- BRIEF
List all lines of the data that include the string "người".
## begin EXERCISE MATERIALS
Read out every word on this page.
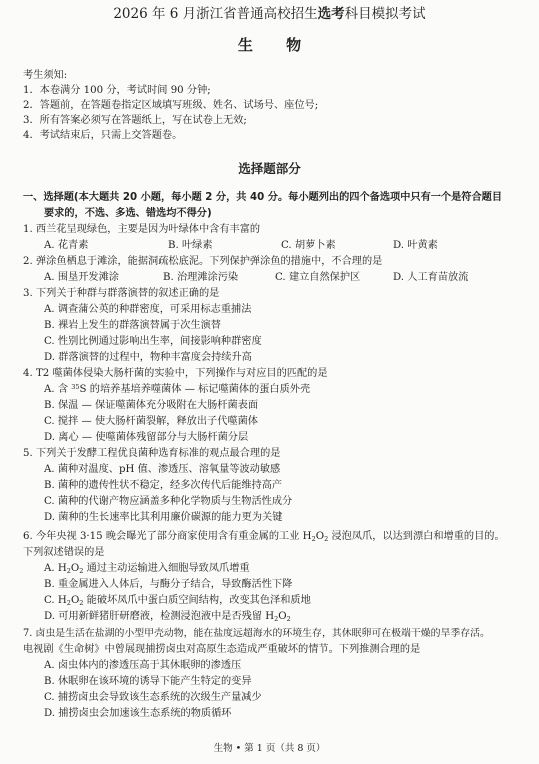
2026 年 6 月浙江省普通高校招生选考科目模拟考试
生 物
考生须知:
1．本卷满分 100 分，考试时间 90 分钟;
2．答题前，在答题卷指定区域填写班级、姓名、试场号、座位号;
3．所有答案必须写在答题纸上，写在试卷上无效;
4．考试结束后，只需上交答题卷。
选择题部分
一、选择题(本大题共 20 小题，每小题 2 分，共 40 分。每小题列出的四个备选项中只有一个是符合题目
要求的，不选、多选、错选均不得分)
1. 西兰花呈现绿色，主要是因为叶绿体中含有丰富的
A. 花青素	B. 叶绿素	C. 胡萝卜素	D. 叶黄素
2. 弹涂鱼栖息于滩涂，能据洞疏松底泥。下列保护弹涂鱼的措施中，不合理的是
A. 围垦开发滩涂	B. 治理滩涂污染	C. 建立自然保护区	D. 人工育苗放流
3. 下列关于种群与群落演替的叙述正确的是
A. 调查蒲公英的种群密度，可采用标志重捕法
B. 裸岩上发生的群落演替属于次生演替
C. 性别比例通过影响出生率，间接影响种群密度
D. 群落演替的过程中，物种丰富度会持续升高
4. T2 噬菌体侵染大肠杆菌的实验中，下列操作与对应目的匹配的是
A. 含 $^{35}$S 的培养基培养噬菌体 — 标记噬菌体的蛋白质外壳
B. 保温 — 保证噬菌体充分吸附在大肠杆菌表面
C. 搅拌 — 使大肠杆菌裂解，释放出子代噬菌体
D. 离心 — 使噬菌体残留部分与大肠杆菌分层
5. 下列关于发酵工程优良菌种选育标准的观点最合理的是
A. 菌种对温度、pH 值、渗透压、溶氧量等波动敏感
B. 菌种的遗传性状不稳定，经多次传代后能维持高产
C. 菌种的代谢产物应涵盖多种化学物质与生物活性成分
D. 菌种的生长速率比其利用廉价碳源的能力更为关键
6. 今年央视 3·15 晚会曝光了部分商家使用含有重金属的工业 $H_2O_2$ 浸泡凤爪，以达到漂白和增重的目的。
下列叙述错误的是
A. $H_2O_2$ 通过主动运输进入细胞导致凤爪增重
B. 重金属进入人体后，与酶分子结合，导致酶活性下降
C. $H_2O_2$ 能破坏凤爪中蛋白质空间结构，改变其色泽和质地
D. 可用新鲜猪肝研磨液，检测浸泡液中是否残留 $H_2O_2$
7. 卤虫是生活在盐湖的小型甲壳动物，能在盐度远超海水的环境生存，其休眠卵可在极端干燥的旱季存活。
电视剧《生命树》中曾展现捕捞卤虫对高原生态造成严重破坏的情节。下列推测合理的是
A. 卤虫体内的渗透压高于其休眠卵的渗透压
B. 休眠卵在该环境的诱导下能产生特定的变异
C. 捕捞卤虫会导致该生态系统的次级生产量减少
D. 捕捞卤虫会加速该生态系统的物质循环
生物 • 第 1 页（共 8 页）
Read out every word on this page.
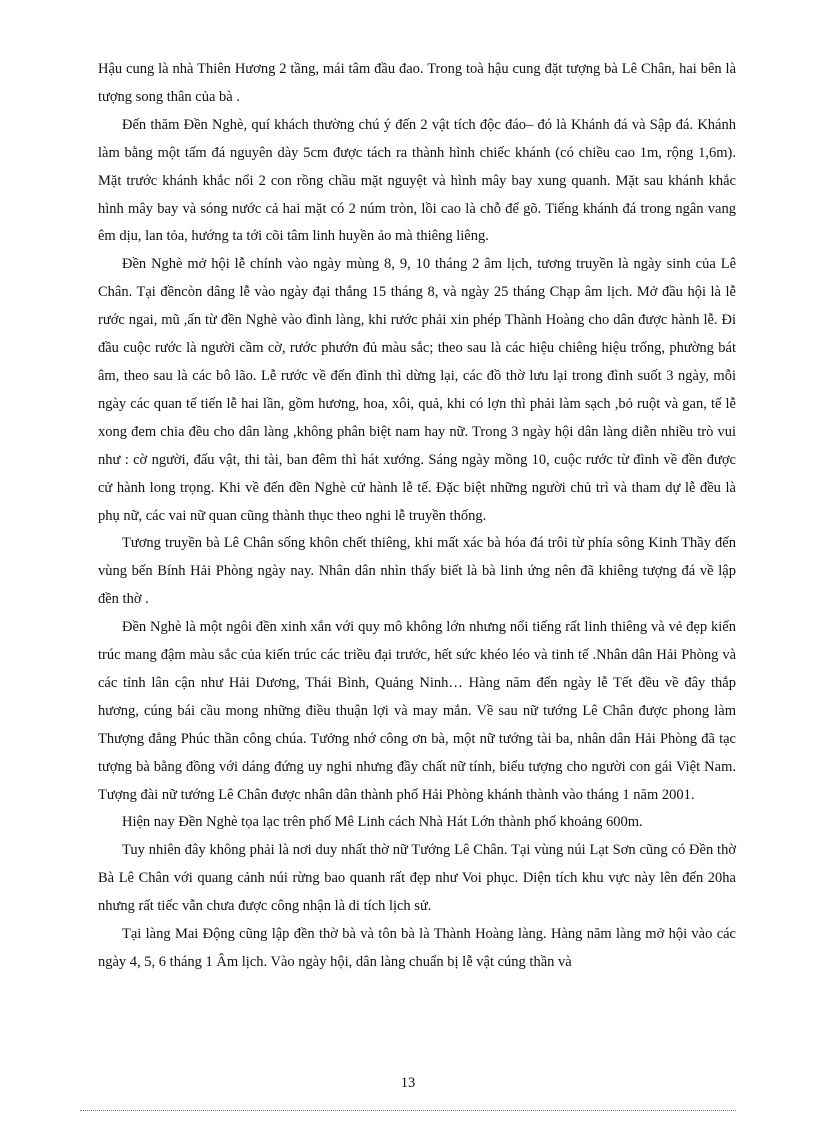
Hậu cung là nhà Thiên Hương 2 tầng, mái tâm đầu đao. Trong toà hậu cung đặt tượng bà Lê Chân, hai bên là tượng song thân của bà .

Đến thăm Đền Nghè, quí khách thường chú ý đến 2 vật tích độc đáo– đó là Khánh đá và Sập đá. Khánh làm bằng một tấm đá nguyên dày 5cm được tách ra thành hình chiếc khánh (có chiều cao 1m, rộng 1,6m). Mặt trước khánh khắc nổi 2 con rồng chầu mặt nguyệt và hình mây bay xung quanh. Mặt sau khánh khắc hình mây bay và sóng nước cả hai mặt có 2 núm tròn, lồi cao là chỗ để gõ. Tiếng khánh đá trong ngân vang êm dịu, lan tỏa, hướng ta tới cõi tâm linh huyền ảo mà thiêng liêng.

Đền Nghè mở hội lễ chính vào ngày mùng 8, 9, 10 tháng 2 âm lịch, tương truyền là ngày sinh của Lê Chân. Tại đềncòn dâng lễ vào ngày đại thắng 15 tháng 8, và ngày 25 tháng Chạp âm lịch. Mở đầu hội là lễ rước ngai, mũ ,ấn từ đền Nghè vào đình làng, khi rước phải xin phép Thành Hoàng cho dân được hành lễ. Đi đầu cuộc rước là người cầm cờ, rước phướn đủ màu sắc; theo sau là các hiệu chiêng hiệu trống, phường bát âm, theo sau là các bô lão. Lễ rước về đến đình thì dừng lại, các đồ thờ lưu lại trong đình suốt 3 ngày, mỗi ngày các quan tế tiến lễ hai lần, gồm hương, hoa, xôi, quả, khi có lợn thì phải làm sạch ,bỏ ruột và gan, tế lễ xong đem chia đều cho dân làng ,không phân biệt nam hay nữ. Trong 3 ngày hội dân làng diễn nhiều trò vui như : cờ người, đấu vật, thi tài, ban đêm thì hát xướng. Sáng ngày mồng 10, cuộc rước từ đình về đền được cử hành long trọng. Khi về đến đền Nghè cử hành lễ tế. Đặc biệt những người chủ trì và tham dự lễ đều là phụ nữ, các vai nữ quan cũng thành thục theo nghi lễ truyền thống.

Tương truyền bà Lê Chân sống khôn chết thiêng, khi mất xác bà hóa đá trôi từ phía sông Kinh Thầy đến vùng bến Bính Hải Phòng ngày nay. Nhân dân nhìn thấy biết là bà linh ứng nên đã khiêng tượng đá về lập đền thờ .

Đền Nghè là một ngôi đền xinh xắn với quy mô không lớn nhưng nổi tiếng rất linh thiêng và vẻ đẹp kiến trúc mang đậm màu sắc của kiến trúc các triều đại trước, hết sức khéo léo và tinh tế .Nhân dân Hải Phòng và các tỉnh lân cận như Hải Dương, Thái Bình, Quảng Ninh… Hàng năm đến ngày lễ Tết đều về đây thắp hương, cúng bái cầu mong những điều thuận lợi và may mắn. Về sau nữ tướng Lê Chân được phong làm Thượng đẳng Phúc thần công chúa. Tưởng nhớ công ơn bà, một nữ tướng tài ba, nhân dân Hải Phòng đã tạc tượng bà bằng đồng với dáng đứng uy nghi nhưng đầy chất nữ tính, biểu tượng cho người con gái Việt Nam. Tượng đài nữ tướng Lê Chân được nhân dân thành phố Hải Phòng khánh thành vào tháng 1 năm 2001.

Hiện nay Đền Nghè tọa lạc trên phố Mê Linh cách Nhà Hát Lớn thành phố khoảng 600m.

Tuy nhiên đây không phải là nơi duy nhất thờ nữ Tướng Lê Chân. Tại vùng núi Lạt Sơn cũng có Đền thờ Bà Lê Chân với quang cảnh núi rừng bao quanh rất đẹp như Voi phục. Diện tích khu vực này lên đến 20ha nhưng rất tiếc vẫn chưa được công nhận là di tích lịch sử.

Tại làng Mai Động cũng lập đền thờ bà và tôn bà là Thành Hoàng làng. Hàng năm làng mở hội vào các ngày 4, 5, 6 tháng 1 Âm lịch. Vào ngày hội, dân làng chuẩn bị lễ vật cúng thần và

13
## end EXERCISE MATERIALS
- THE ANSWER
Đền Nghè mở hội lễ chính vào ngày mùng 8, 9, 10 tháng 2 âm lịch, tương truyền là ngày sinh của Lê Chân. Tại đềncòn dâng lễ vào ngày đại thắng 15 tháng 8, và ngày 25 tháng Chạp âm lịch. Mở đầu hội là lễ rước ngai, mũ ,ấn từ đền Nghè vào đình làng, khi rước phải xin phép Thành Hoàng cho dân được hành lễ. Đi đầu cuộc rước là người cầm cờ, rước phướn đủ màu sắc; theo sau là các hiệu chiêng hiệu trống, phường bát âm, theo sau là các bô lão. Lễ rước về đến đình thì dừng lại, các đồ thờ lưu lại trong đình suốt 3 ngày, mỗi ngày các quan tế tiến lễ hai lần, gồm hương, hoa, xôi, quả, khi có lợn thì phải làm sạch ,bỏ ruột và gan, tế lễ xong đem chia đều cho dân làng ,không phân biệt nam hay nữ. Trong 3 ngày hội dân làng diễn nhiều trò vui như : cờ người, đấu vật, thi tài, ban đêm thì hát xướng. Sáng ngày mồng 10, cuộc rước từ đình về đền được cử hành long trọng. Khi về đến đền Nghè cử hành lễ tế. Đặc biệt những người chủ trì và tham dự lễ đều là phụ nữ, các vai nữ quan cũng thành thục theo nghi lễ truyền thống.
Đền Nghè là một ngôi đền xinh xắn với quy mô không lớn nhưng nổi tiếng rất linh thiêng và vẻ đẹp kiến trúc mang đậm màu sắc của kiến trúc các triều đại trước, hết sức khéo léo và tinh tế .Nhân dân Hải Phòng và các tỉnh lân cận như Hải Dương, Thái Bình, Quảng Ninh… Hàng năm đến ngày lễ Tết đều về đây thắp hương, cúng bái cầu mong những điều thuận lợi và may mắn. Về sau nữ tướng Lê Chân được phong làm Thượng đẳng Phúc thần công chúa. Tưởng nhớ công ơn bà, một nữ tướng tài ba, nhân dân Hải Phòng đã tạc tượng bà bằng đồng với dáng đứng uy nghi nhưng đầy chất nữ tính, biểu tượng cho người con gái Việt Nam. Tượng đài nữ tướng Lê Chân được nhân dân thành phố Hải Phòng khánh thành vào tháng 1 năm 2001.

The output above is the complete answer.